◆ **WORK REQUIRED**:
Give back the entire listing verbatim.

'''

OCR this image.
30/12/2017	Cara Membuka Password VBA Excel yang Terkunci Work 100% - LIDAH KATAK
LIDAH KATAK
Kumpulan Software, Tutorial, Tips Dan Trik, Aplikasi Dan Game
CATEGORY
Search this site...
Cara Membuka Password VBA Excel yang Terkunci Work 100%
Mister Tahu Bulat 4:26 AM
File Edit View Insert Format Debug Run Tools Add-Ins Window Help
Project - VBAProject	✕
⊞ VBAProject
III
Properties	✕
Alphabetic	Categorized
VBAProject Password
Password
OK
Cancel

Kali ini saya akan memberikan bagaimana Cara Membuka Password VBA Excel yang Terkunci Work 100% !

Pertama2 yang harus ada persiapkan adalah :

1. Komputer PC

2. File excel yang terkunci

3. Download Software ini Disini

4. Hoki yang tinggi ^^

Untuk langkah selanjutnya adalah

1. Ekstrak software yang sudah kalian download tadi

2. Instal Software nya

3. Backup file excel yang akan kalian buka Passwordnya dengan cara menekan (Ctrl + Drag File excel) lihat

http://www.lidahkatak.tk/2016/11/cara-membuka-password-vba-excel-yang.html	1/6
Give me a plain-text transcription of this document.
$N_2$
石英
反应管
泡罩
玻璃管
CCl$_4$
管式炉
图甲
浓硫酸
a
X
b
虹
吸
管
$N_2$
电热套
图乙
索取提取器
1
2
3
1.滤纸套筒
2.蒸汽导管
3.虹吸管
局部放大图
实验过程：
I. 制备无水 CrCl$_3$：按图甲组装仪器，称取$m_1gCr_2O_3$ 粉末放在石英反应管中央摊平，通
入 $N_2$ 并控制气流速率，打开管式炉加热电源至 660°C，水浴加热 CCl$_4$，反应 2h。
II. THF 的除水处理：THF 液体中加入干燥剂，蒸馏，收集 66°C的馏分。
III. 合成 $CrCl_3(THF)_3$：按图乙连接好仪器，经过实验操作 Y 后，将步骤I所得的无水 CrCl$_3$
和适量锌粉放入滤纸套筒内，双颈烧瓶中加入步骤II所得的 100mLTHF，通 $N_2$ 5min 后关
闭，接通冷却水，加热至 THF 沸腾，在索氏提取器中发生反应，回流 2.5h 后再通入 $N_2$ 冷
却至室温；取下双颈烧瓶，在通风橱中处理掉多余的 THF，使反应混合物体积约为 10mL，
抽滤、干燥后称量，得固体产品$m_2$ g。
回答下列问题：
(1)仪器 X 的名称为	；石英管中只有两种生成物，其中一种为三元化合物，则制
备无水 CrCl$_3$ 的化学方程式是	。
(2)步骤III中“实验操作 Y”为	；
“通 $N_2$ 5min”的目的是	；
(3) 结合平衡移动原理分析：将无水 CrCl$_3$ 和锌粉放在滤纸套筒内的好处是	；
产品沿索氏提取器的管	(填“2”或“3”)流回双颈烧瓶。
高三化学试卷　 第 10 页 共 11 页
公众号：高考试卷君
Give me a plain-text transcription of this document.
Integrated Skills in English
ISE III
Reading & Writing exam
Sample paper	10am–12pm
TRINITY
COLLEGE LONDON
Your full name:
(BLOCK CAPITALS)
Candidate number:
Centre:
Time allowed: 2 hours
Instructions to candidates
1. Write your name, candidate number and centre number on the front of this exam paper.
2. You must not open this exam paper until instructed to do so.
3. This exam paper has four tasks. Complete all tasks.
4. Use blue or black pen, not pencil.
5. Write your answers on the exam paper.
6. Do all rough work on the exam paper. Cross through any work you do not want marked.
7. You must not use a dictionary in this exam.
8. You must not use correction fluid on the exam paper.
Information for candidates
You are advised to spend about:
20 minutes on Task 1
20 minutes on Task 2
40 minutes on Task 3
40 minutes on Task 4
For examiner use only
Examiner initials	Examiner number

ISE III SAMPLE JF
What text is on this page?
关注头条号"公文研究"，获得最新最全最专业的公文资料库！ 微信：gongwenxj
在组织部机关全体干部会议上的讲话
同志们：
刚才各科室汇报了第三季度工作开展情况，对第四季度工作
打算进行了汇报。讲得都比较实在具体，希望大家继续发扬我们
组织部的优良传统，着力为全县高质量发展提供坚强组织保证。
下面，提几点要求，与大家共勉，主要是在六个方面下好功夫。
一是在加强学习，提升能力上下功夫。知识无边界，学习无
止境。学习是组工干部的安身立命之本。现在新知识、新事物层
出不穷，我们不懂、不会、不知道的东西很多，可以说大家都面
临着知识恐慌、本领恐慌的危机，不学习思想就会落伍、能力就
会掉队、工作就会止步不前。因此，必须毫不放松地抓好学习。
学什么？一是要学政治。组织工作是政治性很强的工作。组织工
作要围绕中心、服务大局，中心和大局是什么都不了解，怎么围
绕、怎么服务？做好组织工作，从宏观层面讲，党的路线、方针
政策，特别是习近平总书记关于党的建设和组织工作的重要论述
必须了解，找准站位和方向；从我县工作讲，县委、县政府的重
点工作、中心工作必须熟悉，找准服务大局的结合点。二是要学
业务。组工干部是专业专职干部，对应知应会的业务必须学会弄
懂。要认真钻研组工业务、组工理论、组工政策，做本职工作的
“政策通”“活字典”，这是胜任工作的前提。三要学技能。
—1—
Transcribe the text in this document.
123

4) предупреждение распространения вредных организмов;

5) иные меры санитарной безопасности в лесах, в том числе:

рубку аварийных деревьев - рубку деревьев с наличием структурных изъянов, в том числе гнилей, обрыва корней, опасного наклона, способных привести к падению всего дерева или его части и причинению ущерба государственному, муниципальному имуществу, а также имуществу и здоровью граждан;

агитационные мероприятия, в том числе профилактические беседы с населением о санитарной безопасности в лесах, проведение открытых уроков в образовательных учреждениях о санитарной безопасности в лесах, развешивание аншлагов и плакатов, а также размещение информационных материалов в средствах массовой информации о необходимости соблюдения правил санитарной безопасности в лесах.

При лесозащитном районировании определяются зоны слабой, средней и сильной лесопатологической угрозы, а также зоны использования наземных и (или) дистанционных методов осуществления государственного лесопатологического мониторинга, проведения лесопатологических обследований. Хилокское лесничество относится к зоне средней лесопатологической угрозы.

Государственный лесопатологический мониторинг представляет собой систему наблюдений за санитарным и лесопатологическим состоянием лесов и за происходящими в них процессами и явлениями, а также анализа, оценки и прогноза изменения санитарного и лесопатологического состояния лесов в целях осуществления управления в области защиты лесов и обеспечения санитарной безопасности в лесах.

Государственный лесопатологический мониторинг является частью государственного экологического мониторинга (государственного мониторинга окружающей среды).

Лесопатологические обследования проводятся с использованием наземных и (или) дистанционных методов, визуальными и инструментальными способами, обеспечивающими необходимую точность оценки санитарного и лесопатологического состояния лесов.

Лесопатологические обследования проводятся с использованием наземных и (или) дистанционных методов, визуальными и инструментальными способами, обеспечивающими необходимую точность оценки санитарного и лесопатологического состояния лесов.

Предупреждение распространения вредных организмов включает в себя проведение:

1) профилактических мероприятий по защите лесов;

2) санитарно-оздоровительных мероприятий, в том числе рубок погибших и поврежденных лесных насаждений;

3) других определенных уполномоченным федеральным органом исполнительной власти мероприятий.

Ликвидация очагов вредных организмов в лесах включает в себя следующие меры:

'''

◆ **WRITTEN SOLUTION**:
OCR this image.
30/12/2017	Cara Membuka Password VBA Excel yang Terkunci Work 100% - LIDAH KATAK
LIDAH KATAK
Kumpulan Software, Tutorial, Tips Dan Trik, Aplikasi Dan Game
CATEGORY
Search this site...
Cara Membuka Password VBA Excel yang Terkunci Work 100%
Mister Tahu Bulat 4:26 AM
File Edit View Insert Format Debug Run Tools Add-Ins Window Help
Project - VBAProject	✕
⊞ VBAProject
III
Properties	✕
Alphabetic	Categorized
VBAProject Password
Password
OK
Cancel

Kali ini saya akan memberikan bagaimana Cara Membuka Password VBA Excel yang Terkunci Work 100% !

Pertama2 yang harus ada persiapkan adalah :

1. Komputer PC

2. File excel yang terkunci

3. Download Software ini Disini

4. Hoki yang tinggi ^^

Untuk langkah selanjutnya adalah

1. Ekstrak software yang sudah kalian download tadi

2. Instal Software nya

3. Backup file excel yang akan kalian buka Passwordnya dengan cara menekan (Ctrl + Drag File excel) lihat

http://www.lidahkatak.tk/2016/11/cara-membuka-password-vba-excel-yang.html	1/6
Give me a plain-text transcription of this document.
$N_2$
石英
反应管
泡罩
玻璃管
CCl$_4$
管式炉
图甲
浓硫酸
a
X
b
虹
吸
管
$N_2$
电热套
图乙
索取提取器
1
2
3
1.滤纸套筒
2.蒸汽导管
3.虹吸管
局部放大图
实验过程：
I. 制备无水 CrCl$_3$：按图甲组装仪器，称取$m_1gCr_2O_3$ 粉末放在石英反应管中央摊平，通
入 $N_2$ 并控制气流速率，打开管式炉加热电源至 660°C，水浴加热 CCl$_4$，反应 2h。
II. THF 的除水处理：THF 液体中加入干燥剂，蒸馏，收集 66°C的馏分。
III. 合成 $CrCl_3(THF)_3$：按图乙连接好仪器，经过实验操作 Y 后，将步骤I所得的无水 CrCl$_3$
和适量锌粉放入滤纸套筒内，双颈烧瓶中加入步骤II所得的 100mLTHF，通 $N_2$ 5min 后关
闭，接通冷却水，加热至 THF 沸腾，在索氏提取器中发生反应，回流 2.5h 后再通入 $N_2$ 冷
却至室温；取下双颈烧瓶，在通风橱中处理掉多余的 THF，使反应混合物体积约为 10mL，
抽滤、干燥后称量，得固体产品$m_2$ g。
回答下列问题：
(1)仪器 X 的名称为	；石英管中只有两种生成物，其中一种为三元化合物，则制
备无水 CrCl$_3$ 的化学方程式是	。
(2)步骤III中“实验操作 Y”为	；
“通 $N_2$ 5min”的目的是	；
(3) 结合平衡移动原理分析：将无水 CrCl$_3$ 和锌粉放在滤纸套筒内的好处是	；
产品沿索氏提取器的管	(填“2”或“3”)流回双颈烧瓶。
高三化学试卷　 第 10 页 共 11 页
公众号：高考试卷君
Give me a plain-text transcription of this document.
Integrated Skills in English
ISE III
Reading & Writing exam
Sample paper	10am–12pm
TRINITY
COLLEGE LONDON
Your full name:
(BLOCK CAPITALS)
Candidate number:
Centre:
Time allowed: 2 hours
Instructions to candidates
1. Write your name, candidate number and centre number on the front of this exam paper.
2. You must not open this exam paper until instructed to do so.
3. This exam paper has four tasks. Complete all tasks.
4. Use blue or black pen, not pencil.
5. Write your answers on the exam paper.
6. Do all rough work on the exam paper. Cross through any work you do not want marked.
7. You must not use a dictionary in this exam.
8. You must not use correction fluid on the exam paper.
Information for candidates
You are advised to spend about:
20 minutes on Task 1
20 minutes on Task 2
40 minutes on Task 3
40 minutes on Task 4
For examiner use only
Examiner initials	Examiner number

ISE III SAMPLE JF
What text is on this page?
关注头条号"公文研究"，获得最新最全最专业的公文资料库！ 微信：gongwenxj
在组织部机关全体干部会议上的讲话
同志们：
刚才各科室汇报了第三季度工作开展情况，对第四季度工作
打算进行了汇报。讲得都比较实在具体，希望大家继续发扬我们
组织部的优良传统，着力为全县高质量发展提供坚强组织保证。
下面，提几点要求，与大家共勉，主要是在六个方面下好功夫。
一是在加强学习，提升能力上下功夫。知识无边界，学习无
止境。学习是组工干部的安身立命之本。现在新知识、新事物层
出不穷，我们不懂、不会、不知道的东西很多，可以说大家都面
临着知识恐慌、本领恐慌的危机，不学习思想就会落伍、能力就
会掉队、工作就会止步不前。因此，必须毫不放松地抓好学习。
学什么？一是要学政治。组织工作是政治性很强的工作。组织工
作要围绕中心、服务大局，中心和大局是什么都不了解，怎么围
绕、怎么服务？做好组织工作，从宏观层面讲，党的路线、方针
政策，特别是习近平总书记关于党的建设和组织工作的重要论述
必须了解，找准站位和方向；从我县工作讲，县委、县政府的重
点工作、中心工作必须熟悉，找准服务大局的结合点。二是要学
业务。组工干部是专业专职干部，对应知应会的业务必须学会弄
懂。要认真钻研组工业务、组工理论、组工政策，做本职工作的
“政策通”“活字典”，这是胜任工作的前提。三要学技能。
—1—
Transcribe the text in this document.
123

4) предупреждение распространения вредных организмов;

5) иные меры санитарной безопасности в лесах, в том числе:

рубку аварийных деревьев - рубку деревьев с наличием структурных изъянов, в том числе гнилей, обрыва корней, опасного наклона, способных привести к падению всего дерева или его части и причинению ущерба государственному, муниципальному имуществу, а также имуществу и здоровью граждан;

агитационные мероприятия, в том числе профилактические беседы с населением о санитарной безопасности в лесах, проведение открытых уроков в образовательных учреждениях о санитарной безопасности в лесах, развешивание аншлагов и плакатов, а также размещение информационных материалов в средствах массовой информации о необходимости соблюдения правил санитарной безопасности в лесах.

При лесозащитном районировании определяются зоны слабой, средней и сильной лесопатологической угрозы, а также зоны использования наземных и (или) дистанционных методов осуществления государственного лесопатологического мониторинга, проведения лесопатологических обследований. Хилокское лесничество относится к зоне средней лесопатологической угрозы.

Государственный лесопатологический мониторинг представляет собой систему наблюдений за санитарным и лесопатологическим состоянием лесов и за происходящими в них процессами и явлениями, а также анализа, оценки и прогноза изменения санитарного и лесопатологического состояния лесов в целях осуществления управления в области защиты лесов и обеспечения санитарной безопасности в лесах.

Государственный лесопатологический мониторинг является частью государственного экологического мониторинга (государственного мониторинга окружающей среды).

Лесопатологические обследования проводятся с использованием наземных и (или) дистанционных методов, визуальными и инструментальными способами, обеспечивающими необходимую точность оценки санитарного и лесопатологического состояния лесов.

Лесопатологические обследования проводятся с использованием наземных и (или) дистанционных методов, визуальными и инструментальными способами, обеспечивающими необходимую точность оценки санитарного и лесопатологического состояния лесов.

Предупреждение распространения вредных организмов включает в себя проведение:

1) профилактических мероприятий по защите лесов;

2) санитарно-оздоровительных мероприятий, в том числе рубок погибших и поврежденных лесных насаждений;

3) других определенных уполномоченным федеральным органом исполнительной власти мероприятий.

Ликвидация очагов вредных организмов в лесах включает в себя следующие меры:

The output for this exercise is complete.